» Do this
From the listing below, select every line where the word "available" appears.

[Collection entries]
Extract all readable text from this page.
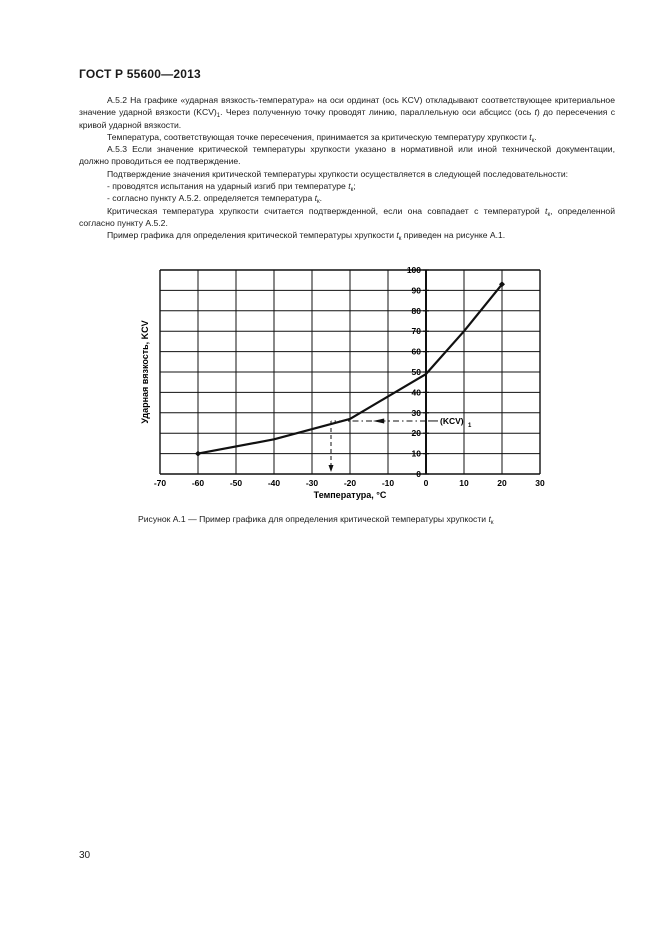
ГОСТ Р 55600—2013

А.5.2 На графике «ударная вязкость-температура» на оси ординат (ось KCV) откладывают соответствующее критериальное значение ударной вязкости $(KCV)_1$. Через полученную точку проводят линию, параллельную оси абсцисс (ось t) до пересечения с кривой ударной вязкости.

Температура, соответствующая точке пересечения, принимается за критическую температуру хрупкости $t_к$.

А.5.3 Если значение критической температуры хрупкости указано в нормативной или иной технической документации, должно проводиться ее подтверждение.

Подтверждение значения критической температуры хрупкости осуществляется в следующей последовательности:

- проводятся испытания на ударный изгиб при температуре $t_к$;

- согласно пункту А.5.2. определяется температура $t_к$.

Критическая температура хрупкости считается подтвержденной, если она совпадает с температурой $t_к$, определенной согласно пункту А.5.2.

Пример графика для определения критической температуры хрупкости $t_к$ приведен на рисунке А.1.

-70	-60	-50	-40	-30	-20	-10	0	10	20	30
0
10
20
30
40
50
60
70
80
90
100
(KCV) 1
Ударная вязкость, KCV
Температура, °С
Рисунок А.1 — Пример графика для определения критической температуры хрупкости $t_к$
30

* * *

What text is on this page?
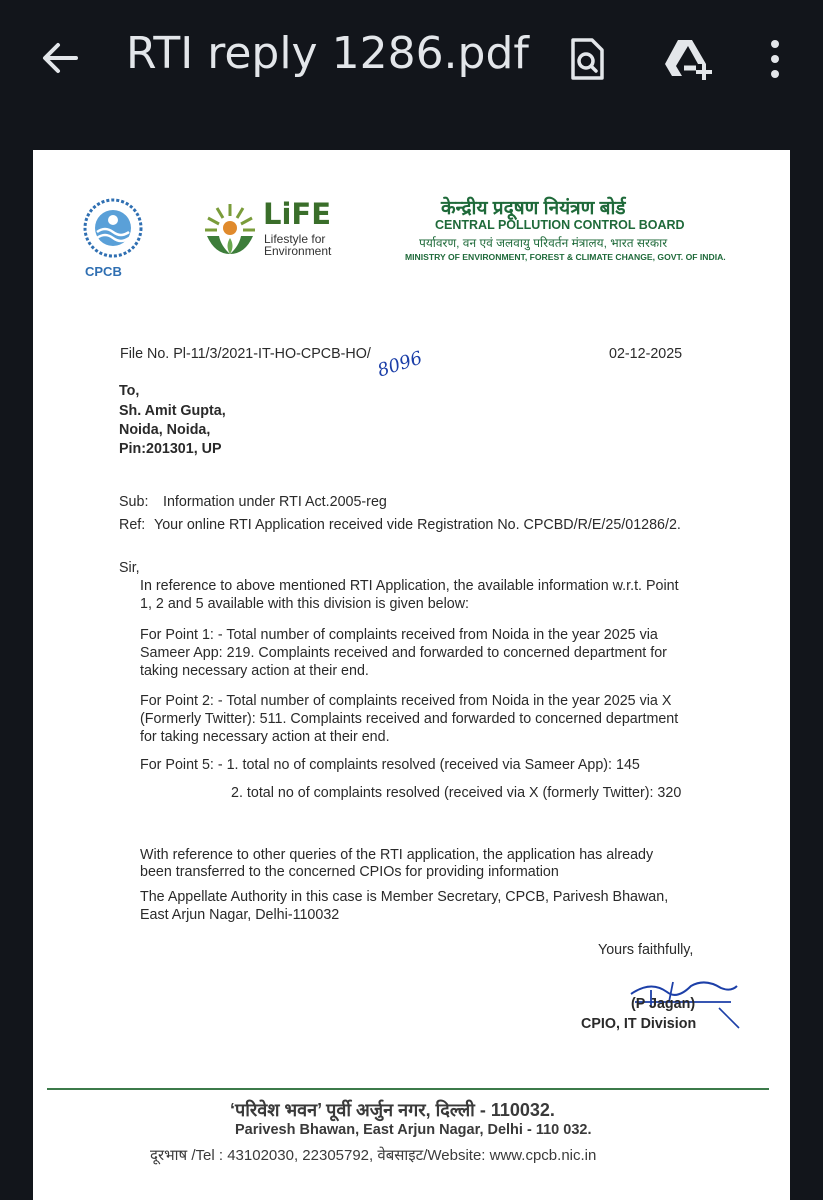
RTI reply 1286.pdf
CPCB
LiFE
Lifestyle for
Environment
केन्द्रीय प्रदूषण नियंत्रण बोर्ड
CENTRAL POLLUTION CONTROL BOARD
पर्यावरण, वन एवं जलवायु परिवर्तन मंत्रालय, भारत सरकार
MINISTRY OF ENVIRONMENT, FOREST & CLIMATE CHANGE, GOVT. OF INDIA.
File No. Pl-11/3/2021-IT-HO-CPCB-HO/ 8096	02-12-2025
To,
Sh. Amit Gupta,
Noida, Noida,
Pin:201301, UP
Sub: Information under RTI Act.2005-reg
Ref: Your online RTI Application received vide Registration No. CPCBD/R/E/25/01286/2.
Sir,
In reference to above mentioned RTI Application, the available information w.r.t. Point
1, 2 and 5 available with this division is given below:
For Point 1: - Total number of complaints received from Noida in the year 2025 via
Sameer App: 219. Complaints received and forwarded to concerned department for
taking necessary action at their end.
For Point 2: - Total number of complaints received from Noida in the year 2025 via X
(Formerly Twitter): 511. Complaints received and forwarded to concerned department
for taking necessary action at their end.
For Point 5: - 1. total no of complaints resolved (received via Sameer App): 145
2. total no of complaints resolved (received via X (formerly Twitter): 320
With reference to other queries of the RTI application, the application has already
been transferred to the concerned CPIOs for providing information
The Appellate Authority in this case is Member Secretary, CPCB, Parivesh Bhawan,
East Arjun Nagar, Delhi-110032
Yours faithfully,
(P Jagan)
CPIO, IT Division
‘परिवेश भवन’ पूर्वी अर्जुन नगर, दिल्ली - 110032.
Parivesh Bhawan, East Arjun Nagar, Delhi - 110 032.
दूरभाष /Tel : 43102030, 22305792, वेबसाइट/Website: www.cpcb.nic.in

* * *

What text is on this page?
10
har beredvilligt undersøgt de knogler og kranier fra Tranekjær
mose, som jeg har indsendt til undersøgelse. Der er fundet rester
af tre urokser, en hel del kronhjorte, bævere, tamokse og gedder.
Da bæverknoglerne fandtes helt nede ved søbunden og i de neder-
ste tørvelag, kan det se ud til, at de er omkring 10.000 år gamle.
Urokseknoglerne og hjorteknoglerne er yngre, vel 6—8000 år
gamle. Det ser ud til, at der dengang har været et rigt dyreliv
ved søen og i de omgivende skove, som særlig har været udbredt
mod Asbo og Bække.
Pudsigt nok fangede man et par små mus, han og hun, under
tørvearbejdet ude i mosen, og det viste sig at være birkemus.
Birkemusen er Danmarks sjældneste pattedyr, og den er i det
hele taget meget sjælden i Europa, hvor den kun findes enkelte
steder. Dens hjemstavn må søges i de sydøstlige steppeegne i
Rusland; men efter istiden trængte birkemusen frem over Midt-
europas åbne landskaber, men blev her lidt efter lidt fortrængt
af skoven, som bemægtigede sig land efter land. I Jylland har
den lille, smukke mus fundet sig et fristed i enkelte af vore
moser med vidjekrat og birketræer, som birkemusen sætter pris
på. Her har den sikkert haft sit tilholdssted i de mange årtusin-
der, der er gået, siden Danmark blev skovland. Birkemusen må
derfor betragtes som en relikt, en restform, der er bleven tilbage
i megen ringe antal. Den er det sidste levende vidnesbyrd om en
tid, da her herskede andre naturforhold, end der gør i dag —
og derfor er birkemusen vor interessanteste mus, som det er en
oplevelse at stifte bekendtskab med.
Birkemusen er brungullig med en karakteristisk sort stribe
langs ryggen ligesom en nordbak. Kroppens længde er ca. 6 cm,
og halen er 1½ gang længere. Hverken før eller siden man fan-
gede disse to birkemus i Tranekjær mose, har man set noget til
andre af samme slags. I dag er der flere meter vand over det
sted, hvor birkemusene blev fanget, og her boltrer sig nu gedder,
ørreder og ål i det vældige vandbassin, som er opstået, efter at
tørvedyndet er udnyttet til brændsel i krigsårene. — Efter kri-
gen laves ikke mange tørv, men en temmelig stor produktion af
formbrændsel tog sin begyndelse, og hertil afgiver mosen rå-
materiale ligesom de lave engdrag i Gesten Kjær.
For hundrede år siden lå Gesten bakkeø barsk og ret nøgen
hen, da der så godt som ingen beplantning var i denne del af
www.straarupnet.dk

» Task response
In reference to above mentioned RTI Application, the available information w.r.t. Point
1, 2 and 5 available with this division is given below:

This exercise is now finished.